Give a verbatim quotation of every record.

begin Data provided

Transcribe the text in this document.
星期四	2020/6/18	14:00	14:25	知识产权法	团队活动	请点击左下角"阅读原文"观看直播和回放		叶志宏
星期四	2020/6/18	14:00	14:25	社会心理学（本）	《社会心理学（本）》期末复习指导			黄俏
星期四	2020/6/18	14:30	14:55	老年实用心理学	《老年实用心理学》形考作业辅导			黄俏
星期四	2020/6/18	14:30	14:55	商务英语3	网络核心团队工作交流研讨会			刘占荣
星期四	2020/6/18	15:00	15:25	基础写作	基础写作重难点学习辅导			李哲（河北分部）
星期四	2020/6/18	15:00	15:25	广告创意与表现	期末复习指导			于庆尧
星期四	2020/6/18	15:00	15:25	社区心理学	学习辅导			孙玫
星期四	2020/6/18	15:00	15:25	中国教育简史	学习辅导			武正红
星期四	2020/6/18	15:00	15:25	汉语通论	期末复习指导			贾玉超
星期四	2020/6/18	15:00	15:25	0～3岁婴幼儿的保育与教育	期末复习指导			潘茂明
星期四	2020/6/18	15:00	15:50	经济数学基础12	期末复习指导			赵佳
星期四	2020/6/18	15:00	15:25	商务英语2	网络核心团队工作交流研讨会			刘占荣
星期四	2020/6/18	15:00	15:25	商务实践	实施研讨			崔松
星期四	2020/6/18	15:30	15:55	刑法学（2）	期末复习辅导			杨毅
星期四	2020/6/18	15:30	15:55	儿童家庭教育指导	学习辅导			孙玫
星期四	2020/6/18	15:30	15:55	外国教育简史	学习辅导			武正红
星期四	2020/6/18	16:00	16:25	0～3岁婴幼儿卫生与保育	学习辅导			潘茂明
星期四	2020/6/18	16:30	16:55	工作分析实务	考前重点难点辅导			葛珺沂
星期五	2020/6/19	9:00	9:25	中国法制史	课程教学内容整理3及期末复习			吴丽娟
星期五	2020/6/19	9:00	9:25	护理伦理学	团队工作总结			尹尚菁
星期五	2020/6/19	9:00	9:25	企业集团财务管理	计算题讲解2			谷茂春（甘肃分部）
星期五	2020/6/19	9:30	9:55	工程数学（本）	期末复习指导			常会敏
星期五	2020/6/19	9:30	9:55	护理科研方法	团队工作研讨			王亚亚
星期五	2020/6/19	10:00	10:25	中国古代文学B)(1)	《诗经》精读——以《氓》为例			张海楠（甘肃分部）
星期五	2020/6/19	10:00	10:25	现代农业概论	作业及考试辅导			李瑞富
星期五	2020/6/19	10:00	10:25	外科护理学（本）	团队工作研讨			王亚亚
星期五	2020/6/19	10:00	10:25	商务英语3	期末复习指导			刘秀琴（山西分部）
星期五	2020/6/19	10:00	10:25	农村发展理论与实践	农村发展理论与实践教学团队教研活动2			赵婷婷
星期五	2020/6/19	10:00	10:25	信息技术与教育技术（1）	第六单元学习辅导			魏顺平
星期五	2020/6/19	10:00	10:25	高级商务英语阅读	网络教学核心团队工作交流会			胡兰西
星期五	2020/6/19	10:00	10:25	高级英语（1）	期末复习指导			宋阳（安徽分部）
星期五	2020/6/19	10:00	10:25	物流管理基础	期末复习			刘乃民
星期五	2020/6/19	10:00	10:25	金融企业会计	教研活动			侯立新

end Data provided

== Written solution ==
Transcribe the text in this document.
星期四	2020/6/18	14:00	14:25	知识产权法	团队活动	请点击左下角"阅读原文"观看直播和回放		叶志宏
星期四	2020/6/18	14:00	14:25	社会心理学（本）	《社会心理学（本）》期末复习指导			黄俏
星期四	2020/6/18	14:30	14:55	老年实用心理学	《老年实用心理学》形考作业辅导			黄俏
星期四	2020/6/18	14:30	14:55	商务英语3	网络核心团队工作交流研讨会			刘占荣
星期四	2020/6/18	15:00	15:25	基础写作	基础写作重难点学习辅导			李哲（河北分部）
星期四	2020/6/18	15:00	15:25	广告创意与表现	期末复习指导			于庆尧
星期四	2020/6/18	15:00	15:25	社区心理学	学习辅导			孙玫
星期四	2020/6/18	15:00	15:25	中国教育简史	学习辅导			武正红
星期四	2020/6/18	15:00	15:25	汉语通论	期末复习指导			贾玉超
星期四	2020/6/18	15:00	15:25	0～3岁婴幼儿的保育与教育	期末复习指导			潘茂明
星期四	2020/6/18	15:00	15:50	经济数学基础12	期末复习指导			赵佳
星期四	2020/6/18	15:00	15:25	商务英语2	网络核心团队工作交流研讨会			刘占荣
星期四	2020/6/18	15:00	15:25	商务实践	实施研讨			崔松
星期四	2020/6/18	15:30	15:55	刑法学（2）	期末复习辅导			杨毅
星期四	2020/6/18	15:30	15:55	儿童家庭教育指导	学习辅导			孙玫
星期四	2020/6/18	15:30	15:55	外国教育简史	学习辅导			武正红
星期四	2020/6/18	16:00	16:25	0～3岁婴幼儿卫生与保育	学习辅导			潘茂明
星期四	2020/6/18	16:30	16:55	工作分析实务	考前重点难点辅导			葛珺沂
星期五	2020/6/19	9:00	9:25	中国法制史	课程教学内容整理3及期末复习			吴丽娟
星期五	2020/6/19	9:00	9:25	护理伦理学	团队工作总结			尹尚菁
星期五	2020/6/19	9:00	9:25	企业集团财务管理	计算题讲解2			谷茂春（甘肃分部）
星期五	2020/6/19	9:30	9:55	工程数学（本）	期末复习指导			常会敏
星期五	2020/6/19	9:30	9:55	护理科研方法	团队工作研讨			王亚亚
星期五	2020/6/19	10:00	10:25	中国古代文学B)(1)	《诗经》精读——以《氓》为例			张海楠（甘肃分部）
星期五	2020/6/19	10:00	10:25	现代农业概论	作业及考试辅导			李瑞富
星期五	2020/6/19	10:00	10:25	外科护理学（本）	团队工作研讨			王亚亚
星期五	2020/6/19	10:00	10:25	商务英语3	期末复习指导			刘秀琴（山西分部）
星期五	2020/6/19	10:00	10:25	农村发展理论与实践	农村发展理论与实践教学团队教研活动2			赵婷婷
星期五	2020/6/19	10:00	10:25	信息技术与教育技术（1）	第六单元学习辅导			魏顺平
星期五	2020/6/19	10:00	10:25	高级商务英语阅读	网络教学核心团队工作交流会			胡兰西
星期五	2020/6/19	10:00	10:25	高级英语（1）	期末复习指导			宋阳（安徽分部）
星期五	2020/6/19	10:00	10:25	物流管理基础	期末复习			刘乃民
星期五	2020/6/19	10:00	10:25	金融企业会计	教研活动			侯立新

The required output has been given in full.